┌──

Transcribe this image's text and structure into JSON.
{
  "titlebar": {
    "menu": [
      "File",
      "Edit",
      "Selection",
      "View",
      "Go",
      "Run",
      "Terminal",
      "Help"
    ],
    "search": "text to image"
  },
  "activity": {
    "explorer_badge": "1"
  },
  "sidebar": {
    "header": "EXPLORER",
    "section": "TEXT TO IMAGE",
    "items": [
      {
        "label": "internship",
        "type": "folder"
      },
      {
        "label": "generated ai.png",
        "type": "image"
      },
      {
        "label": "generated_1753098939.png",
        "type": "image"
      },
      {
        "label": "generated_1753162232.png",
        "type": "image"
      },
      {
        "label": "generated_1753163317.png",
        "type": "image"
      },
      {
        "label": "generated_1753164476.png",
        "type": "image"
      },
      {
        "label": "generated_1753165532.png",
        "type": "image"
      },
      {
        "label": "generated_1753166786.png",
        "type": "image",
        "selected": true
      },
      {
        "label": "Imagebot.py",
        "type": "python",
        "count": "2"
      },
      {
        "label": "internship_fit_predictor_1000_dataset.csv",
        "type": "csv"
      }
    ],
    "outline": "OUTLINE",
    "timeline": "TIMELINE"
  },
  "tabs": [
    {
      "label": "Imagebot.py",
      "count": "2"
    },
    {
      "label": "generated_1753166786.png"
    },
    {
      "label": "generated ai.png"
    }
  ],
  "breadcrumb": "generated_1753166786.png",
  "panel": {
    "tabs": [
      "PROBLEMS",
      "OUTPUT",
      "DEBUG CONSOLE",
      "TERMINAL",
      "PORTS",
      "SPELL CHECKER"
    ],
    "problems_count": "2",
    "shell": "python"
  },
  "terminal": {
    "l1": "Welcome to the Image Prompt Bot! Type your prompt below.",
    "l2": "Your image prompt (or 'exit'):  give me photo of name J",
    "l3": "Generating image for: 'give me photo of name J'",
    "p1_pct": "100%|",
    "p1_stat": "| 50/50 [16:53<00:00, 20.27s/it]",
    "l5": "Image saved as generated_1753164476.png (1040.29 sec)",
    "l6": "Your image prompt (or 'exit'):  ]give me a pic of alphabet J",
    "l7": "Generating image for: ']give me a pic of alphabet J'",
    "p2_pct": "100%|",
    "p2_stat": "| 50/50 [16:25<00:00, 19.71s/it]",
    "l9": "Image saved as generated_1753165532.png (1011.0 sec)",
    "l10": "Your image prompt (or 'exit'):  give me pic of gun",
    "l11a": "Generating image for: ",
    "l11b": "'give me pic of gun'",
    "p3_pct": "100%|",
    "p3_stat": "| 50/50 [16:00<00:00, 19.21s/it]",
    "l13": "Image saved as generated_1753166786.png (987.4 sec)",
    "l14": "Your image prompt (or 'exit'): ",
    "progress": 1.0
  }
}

└──

What is required: Provide all the records again, word for word.

Written solution:
Transcribe this image's text and structure into JSON.
{
  "titlebar": {
    "menu": [
      "File",
      "Edit",
      "Selection",
      "View",
      "Go",
      "Run",
      "Terminal",
      "Help"
    ],
    "search": "text to image"
  },
  "activity": {
    "explorer_badge": "1"
  },
  "sidebar": {
    "header": "EXPLORER",
    "section": "TEXT TO IMAGE",
    "items": [
      {
        "label": "internship",
        "type": "folder"
      },
      {
        "label": "generated ai.png",
        "type": "image"
      },
      {
        "label": "generated_1753098939.png",
        "type": "image"
      },
      {
        "label": "generated_1753162232.png",
        "type": "image"
      },
      {
        "label": "generated_1753163317.png",
        "type": "image"
      },
      {
        "label": "generated_1753164476.png",
        "type": "image"
      },
      {
        "label": "generated_1753165532.png",
        "type": "image"
      },
      {
        "label": "generated_1753166786.png",
        "type": "image",
        "selected": true
      },
      {
        "label": "Imagebot.py",
        "type": "python",
        "count": "2"
      },
      {
        "label": "internship_fit_predictor_1000_dataset.csv",
        "type": "csv"
      }
    ],
    "outline": "OUTLINE",
    "timeline": "TIMELINE"
  },
  "tabs": [
    {
      "label": "Imagebot.py",
      "count": "2"
    },
    {
      "label": "generated_1753166786.png"
    },
    {
      "label": "generated ai.png"
    }
  ],
  "breadcrumb": "generated_1753166786.png",
  "panel": {
    "tabs": [
      "PROBLEMS",
      "OUTPUT",
      "DEBUG CONSOLE",
      "TERMINAL",
      "PORTS",
      "SPELL CHECKER"
    ],
    "problems_count": "2",
    "shell": "python"
  },
  "terminal": {
    "l1": "Welcome to the Image Prompt Bot! Type your prompt below.",
    "l2": "Your image prompt (or 'exit'):  give me photo of name J",
    "l3": "Generating image for: 'give me photo of name J'",
    "p1_pct": "100%|",
    "p1_stat": "| 50/50 [16:53<00:00, 20.27s/it]",
    "l5": "Image saved as generated_1753164476.png (1040.29 sec)",
    "l6": "Your image prompt (or 'exit'):  ]give me a pic of alphabet J",
    "l7": "Generating image for: ']give me a pic of alphabet J'",
    "p2_pct": "100%|",
    "p2_stat": "| 50/50 [16:25<00:00, 19.71s/it]",
    "l9": "Image saved as generated_1753165532.png (1011.0 sec)",
    "l10": "Your image prompt (or 'exit'):  give me pic of gun",
    "l11a": "Generating image for: ",
    "l11b": "'give me pic of gun'",
    "p3_pct": "100%|",
    "p3_stat": "| 50/50 [16:00<00:00, 19.21s/it]",
    "l13": "Image saved as generated_1753166786.png (987.4 sec)",
    "l14": "Your image prompt (or 'exit'): ",
    "progress": 1.0
  }
}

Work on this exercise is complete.